[Exercise] Output all the material that follows, exactly as given.

[Dataset content]
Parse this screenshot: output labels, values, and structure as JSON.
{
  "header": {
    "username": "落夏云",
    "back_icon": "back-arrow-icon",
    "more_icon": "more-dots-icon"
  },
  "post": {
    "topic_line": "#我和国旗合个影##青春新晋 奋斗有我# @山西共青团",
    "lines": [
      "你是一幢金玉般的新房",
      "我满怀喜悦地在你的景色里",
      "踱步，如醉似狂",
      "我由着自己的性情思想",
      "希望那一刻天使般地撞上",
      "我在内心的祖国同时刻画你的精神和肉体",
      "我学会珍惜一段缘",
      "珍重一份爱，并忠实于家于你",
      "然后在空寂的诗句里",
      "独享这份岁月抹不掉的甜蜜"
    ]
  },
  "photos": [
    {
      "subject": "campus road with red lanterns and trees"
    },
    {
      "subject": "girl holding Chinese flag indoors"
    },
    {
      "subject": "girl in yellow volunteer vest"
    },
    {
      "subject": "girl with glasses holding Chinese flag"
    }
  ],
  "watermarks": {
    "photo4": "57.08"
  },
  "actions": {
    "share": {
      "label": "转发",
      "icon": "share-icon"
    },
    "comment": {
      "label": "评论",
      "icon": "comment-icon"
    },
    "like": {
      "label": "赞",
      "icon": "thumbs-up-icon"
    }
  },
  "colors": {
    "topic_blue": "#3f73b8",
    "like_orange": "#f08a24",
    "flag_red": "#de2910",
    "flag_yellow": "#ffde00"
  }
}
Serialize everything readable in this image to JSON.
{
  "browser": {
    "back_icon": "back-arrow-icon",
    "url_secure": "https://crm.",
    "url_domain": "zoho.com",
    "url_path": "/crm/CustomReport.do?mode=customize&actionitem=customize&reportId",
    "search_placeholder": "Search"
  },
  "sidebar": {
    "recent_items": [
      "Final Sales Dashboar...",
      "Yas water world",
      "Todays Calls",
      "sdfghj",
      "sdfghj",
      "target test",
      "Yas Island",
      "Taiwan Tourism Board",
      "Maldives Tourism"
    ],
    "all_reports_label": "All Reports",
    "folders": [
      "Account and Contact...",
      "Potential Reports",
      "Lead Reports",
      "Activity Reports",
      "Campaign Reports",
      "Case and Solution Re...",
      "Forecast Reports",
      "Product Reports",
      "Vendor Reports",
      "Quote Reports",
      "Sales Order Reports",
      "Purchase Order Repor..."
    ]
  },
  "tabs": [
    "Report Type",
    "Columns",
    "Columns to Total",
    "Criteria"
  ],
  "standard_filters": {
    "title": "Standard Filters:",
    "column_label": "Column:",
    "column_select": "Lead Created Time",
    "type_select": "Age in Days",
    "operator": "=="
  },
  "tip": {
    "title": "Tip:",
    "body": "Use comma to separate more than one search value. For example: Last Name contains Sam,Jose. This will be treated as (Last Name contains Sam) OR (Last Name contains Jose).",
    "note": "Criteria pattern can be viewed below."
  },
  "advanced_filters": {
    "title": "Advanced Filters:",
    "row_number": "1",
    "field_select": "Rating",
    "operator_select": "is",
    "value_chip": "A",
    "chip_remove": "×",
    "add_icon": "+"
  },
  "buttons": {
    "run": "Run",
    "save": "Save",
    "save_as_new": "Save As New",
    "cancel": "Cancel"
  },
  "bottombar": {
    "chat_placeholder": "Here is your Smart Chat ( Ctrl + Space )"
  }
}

[Reply to the task]
Parse this screenshot: output labels, values, and structure as JSON.
{
  "header": {
    "username": "落夏云",
    "back_icon": "back-arrow-icon",
    "more_icon": "more-dots-icon"
  },
  "post": {
    "topic_line": "#我和国旗合个影##青春新晋 奋斗有我# @山西共青团",
    "lines": [
      "你是一幢金玉般的新房",
      "我满怀喜悦地在你的景色里",
      "踱步，如醉似狂",
      "我由着自己的性情思想",
      "希望那一刻天使般地撞上",
      "我在内心的祖国同时刻画你的精神和肉体",
      "我学会珍惜一段缘",
      "珍重一份爱，并忠实于家于你",
      "然后在空寂的诗句里",
      "独享这份岁月抹不掉的甜蜜"
    ]
  },
  "photos": [
    {
      "subject": "campus road with red lanterns and trees"
    },
    {
      "subject": "girl holding Chinese flag indoors"
    },
    {
      "subject": "girl in yellow volunteer vest"
    },
    {
      "subject": "girl with glasses holding Chinese flag"
    }
  ],
  "watermarks": {
    "photo4": "57.08"
  },
  "actions": {
    "share": {
      "label": "转发",
      "icon": "share-icon"
    },
    "comment": {
      "label": "评论",
      "icon": "comment-icon"
    },
    "like": {
      "label": "赞",
      "icon": "thumbs-up-icon"
    }
  },
  "colors": {
    "topic_blue": "#3f73b8",
    "like_orange": "#f08a24",
    "flag_red": "#de2910",
    "flag_yellow": "#ffde00"
  }
}
Serialize everything readable in this image to JSON.
{
  "browser": {
    "back_icon": "back-arrow-icon",
    "url_secure": "https://crm.",
    "url_domain": "zoho.com",
    "url_path": "/crm/CustomReport.do?mode=customize&actionitem=customize&reportId",
    "search_placeholder": "Search"
  },
  "sidebar": {
    "recent_items": [
      "Final Sales Dashboar...",
      "Yas water world",
      "Todays Calls",
      "sdfghj",
      "sdfghj",
      "target test",
      "Yas Island",
      "Taiwan Tourism Board",
      "Maldives Tourism"
    ],
    "all_reports_label": "All Reports",
    "folders": [
      "Account and Contact...",
      "Potential Reports",
      "Lead Reports",
      "Activity Reports",
      "Campaign Reports",
      "Case and Solution Re...",
      "Forecast Reports",
      "Product Reports",
      "Vendor Reports",
      "Quote Reports",
      "Sales Order Reports",
      "Purchase Order Repor..."
    ]
  },
  "tabs": [
    "Report Type",
    "Columns",
    "Columns to Total",
    "Criteria"
  ],
  "standard_filters": {
    "title": "Standard Filters:",
    "column_label": "Column:",
    "column_select": "Lead Created Time",
    "type_select": "Age in Days",
    "operator": "=="
  },
  "tip": {
    "title": "Tip:",
    "body": "Use comma to separate more than one search value. For example: Last Name contains Sam,Jose. This will be treated as (Last Name contains Sam) OR (Last Name contains Jose).",
    "note": "Criteria pattern can be viewed below."
  },
  "advanced_filters": {
    "title": "Advanced Filters:",
    "row_number": "1",
    "field_select": "Rating",
    "operator_select": "is",
    "value_chip": "A",
    "chip_remove": "×",
    "add_icon": "+"
  },
  "buttons": {
    "run": "Run",
    "save": "Save",
    "save_as_new": "Save As New",
    "cancel": "Cancel"
  },
  "bottombar": {
    "chat_placeholder": "Here is your Smart Chat ( Ctrl + Space )"
  }
}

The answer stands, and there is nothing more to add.